Dataset records on visual material
>>>

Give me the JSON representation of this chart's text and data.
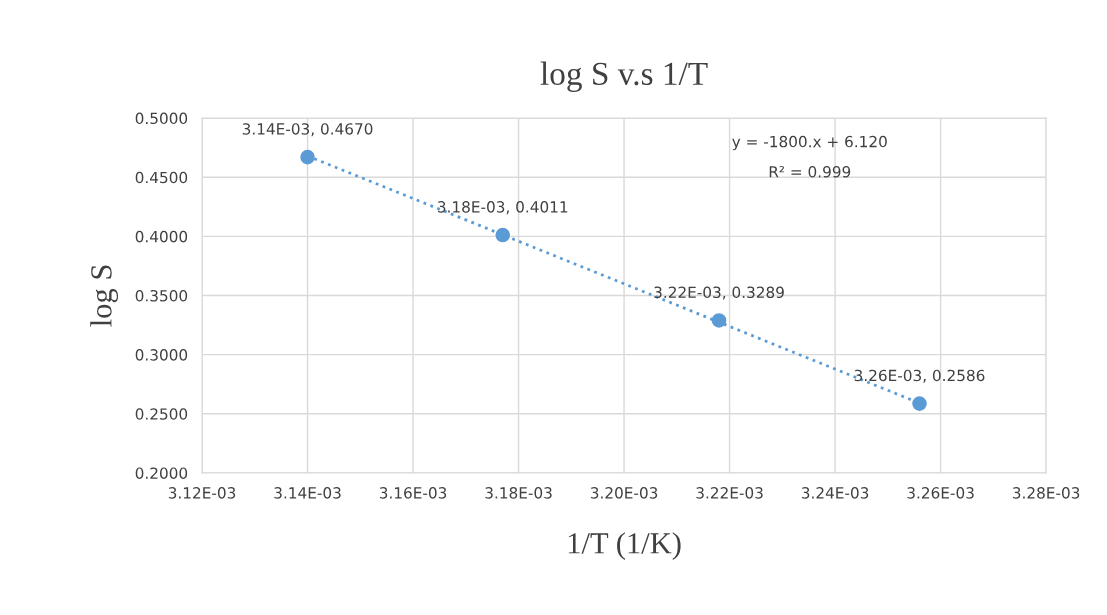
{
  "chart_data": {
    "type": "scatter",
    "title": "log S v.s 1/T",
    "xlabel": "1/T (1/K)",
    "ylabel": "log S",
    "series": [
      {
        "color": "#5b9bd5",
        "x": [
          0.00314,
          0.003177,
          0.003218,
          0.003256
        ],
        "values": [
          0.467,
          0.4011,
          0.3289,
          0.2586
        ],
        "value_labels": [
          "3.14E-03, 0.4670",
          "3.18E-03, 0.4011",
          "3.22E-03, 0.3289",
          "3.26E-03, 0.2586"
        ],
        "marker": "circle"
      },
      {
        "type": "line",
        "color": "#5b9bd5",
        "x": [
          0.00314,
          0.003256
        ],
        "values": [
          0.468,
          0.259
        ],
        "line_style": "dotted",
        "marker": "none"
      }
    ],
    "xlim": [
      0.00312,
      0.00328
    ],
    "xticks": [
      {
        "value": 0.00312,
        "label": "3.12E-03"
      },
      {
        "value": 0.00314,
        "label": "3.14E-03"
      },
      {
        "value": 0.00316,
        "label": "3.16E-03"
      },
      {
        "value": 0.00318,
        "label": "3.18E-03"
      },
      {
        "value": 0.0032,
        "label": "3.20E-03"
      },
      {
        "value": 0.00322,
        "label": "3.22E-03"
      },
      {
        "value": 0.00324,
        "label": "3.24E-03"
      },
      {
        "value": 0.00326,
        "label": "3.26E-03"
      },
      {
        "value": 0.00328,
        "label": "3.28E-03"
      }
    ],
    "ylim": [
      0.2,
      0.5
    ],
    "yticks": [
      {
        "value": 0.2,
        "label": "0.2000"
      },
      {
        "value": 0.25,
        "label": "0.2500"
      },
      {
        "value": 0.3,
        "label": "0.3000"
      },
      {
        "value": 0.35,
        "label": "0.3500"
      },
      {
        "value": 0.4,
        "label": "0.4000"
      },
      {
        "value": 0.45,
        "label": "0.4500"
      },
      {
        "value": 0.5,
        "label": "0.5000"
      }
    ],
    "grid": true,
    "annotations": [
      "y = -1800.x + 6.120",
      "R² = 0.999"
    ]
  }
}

<<<
>>>

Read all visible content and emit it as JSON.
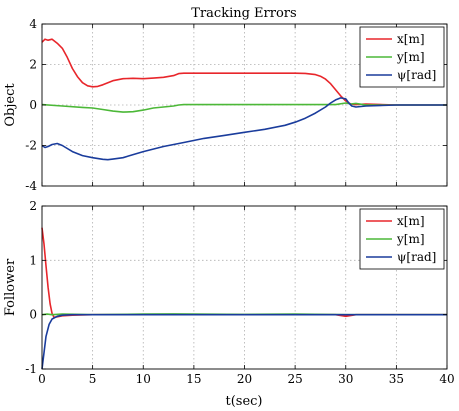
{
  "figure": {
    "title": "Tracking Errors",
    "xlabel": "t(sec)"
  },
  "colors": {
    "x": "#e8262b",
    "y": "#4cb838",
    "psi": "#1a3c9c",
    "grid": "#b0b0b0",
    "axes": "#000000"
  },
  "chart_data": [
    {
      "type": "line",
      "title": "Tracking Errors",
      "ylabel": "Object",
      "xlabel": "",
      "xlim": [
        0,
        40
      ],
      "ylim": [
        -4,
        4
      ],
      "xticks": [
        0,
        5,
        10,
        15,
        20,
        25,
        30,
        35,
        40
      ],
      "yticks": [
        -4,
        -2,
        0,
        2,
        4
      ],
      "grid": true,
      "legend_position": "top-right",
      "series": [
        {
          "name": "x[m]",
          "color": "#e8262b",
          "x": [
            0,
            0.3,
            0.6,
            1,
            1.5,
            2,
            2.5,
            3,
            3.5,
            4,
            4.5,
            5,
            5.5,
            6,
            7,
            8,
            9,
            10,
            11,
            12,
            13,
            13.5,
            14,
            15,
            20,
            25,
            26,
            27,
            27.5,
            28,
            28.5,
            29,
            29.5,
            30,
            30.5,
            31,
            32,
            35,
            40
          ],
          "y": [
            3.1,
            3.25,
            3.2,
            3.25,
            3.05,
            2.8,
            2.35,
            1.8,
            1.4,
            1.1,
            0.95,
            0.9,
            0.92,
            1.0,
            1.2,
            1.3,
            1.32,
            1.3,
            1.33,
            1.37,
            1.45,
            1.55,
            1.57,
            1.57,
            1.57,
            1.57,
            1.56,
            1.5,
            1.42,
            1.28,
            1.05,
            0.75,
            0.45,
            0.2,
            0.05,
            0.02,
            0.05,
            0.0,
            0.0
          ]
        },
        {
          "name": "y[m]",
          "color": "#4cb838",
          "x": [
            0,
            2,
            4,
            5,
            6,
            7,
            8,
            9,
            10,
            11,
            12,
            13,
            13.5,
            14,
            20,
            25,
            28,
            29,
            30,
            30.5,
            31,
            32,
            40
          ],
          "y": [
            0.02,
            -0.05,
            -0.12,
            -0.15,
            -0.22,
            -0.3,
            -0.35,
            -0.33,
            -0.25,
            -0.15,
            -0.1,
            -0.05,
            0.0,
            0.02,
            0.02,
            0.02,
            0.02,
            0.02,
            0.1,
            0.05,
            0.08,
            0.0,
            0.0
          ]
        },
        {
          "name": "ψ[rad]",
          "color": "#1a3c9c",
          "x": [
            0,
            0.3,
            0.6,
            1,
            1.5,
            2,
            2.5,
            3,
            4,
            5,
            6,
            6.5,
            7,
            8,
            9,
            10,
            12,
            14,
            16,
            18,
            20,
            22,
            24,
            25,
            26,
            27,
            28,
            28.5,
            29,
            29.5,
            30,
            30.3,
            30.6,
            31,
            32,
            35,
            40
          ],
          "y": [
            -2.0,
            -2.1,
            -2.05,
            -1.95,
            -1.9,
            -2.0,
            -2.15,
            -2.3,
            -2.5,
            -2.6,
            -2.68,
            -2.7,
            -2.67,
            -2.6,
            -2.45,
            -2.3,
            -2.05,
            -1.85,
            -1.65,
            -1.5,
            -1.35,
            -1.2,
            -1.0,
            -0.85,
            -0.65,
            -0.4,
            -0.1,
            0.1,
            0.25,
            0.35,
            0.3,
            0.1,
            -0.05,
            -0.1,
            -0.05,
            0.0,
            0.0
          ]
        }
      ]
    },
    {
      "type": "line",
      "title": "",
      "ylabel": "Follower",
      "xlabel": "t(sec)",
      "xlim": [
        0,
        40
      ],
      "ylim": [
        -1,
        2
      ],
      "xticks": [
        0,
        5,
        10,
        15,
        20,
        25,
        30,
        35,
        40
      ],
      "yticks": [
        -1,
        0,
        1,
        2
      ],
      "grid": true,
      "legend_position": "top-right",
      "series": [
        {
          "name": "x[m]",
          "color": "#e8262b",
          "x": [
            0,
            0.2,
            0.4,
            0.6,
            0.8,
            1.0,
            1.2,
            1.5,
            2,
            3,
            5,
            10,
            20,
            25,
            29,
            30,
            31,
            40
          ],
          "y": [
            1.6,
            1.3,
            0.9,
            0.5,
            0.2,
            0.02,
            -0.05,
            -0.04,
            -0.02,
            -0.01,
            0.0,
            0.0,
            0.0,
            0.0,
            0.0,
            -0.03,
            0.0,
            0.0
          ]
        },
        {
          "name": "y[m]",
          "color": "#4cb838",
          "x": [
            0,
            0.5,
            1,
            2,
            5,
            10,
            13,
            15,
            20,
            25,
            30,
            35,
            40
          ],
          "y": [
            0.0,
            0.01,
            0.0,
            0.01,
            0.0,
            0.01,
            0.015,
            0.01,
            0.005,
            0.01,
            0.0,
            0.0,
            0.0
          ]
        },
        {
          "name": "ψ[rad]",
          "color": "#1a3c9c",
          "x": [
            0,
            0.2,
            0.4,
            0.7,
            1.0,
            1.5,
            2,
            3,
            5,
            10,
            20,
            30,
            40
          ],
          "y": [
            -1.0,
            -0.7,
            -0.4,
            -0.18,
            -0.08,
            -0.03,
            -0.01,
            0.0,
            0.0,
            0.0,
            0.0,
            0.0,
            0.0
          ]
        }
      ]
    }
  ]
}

<<<

> Short exercise
The lines above form a set of records; determine how many of them contain the string "Errors" and give that number alone.

> Finished answer
2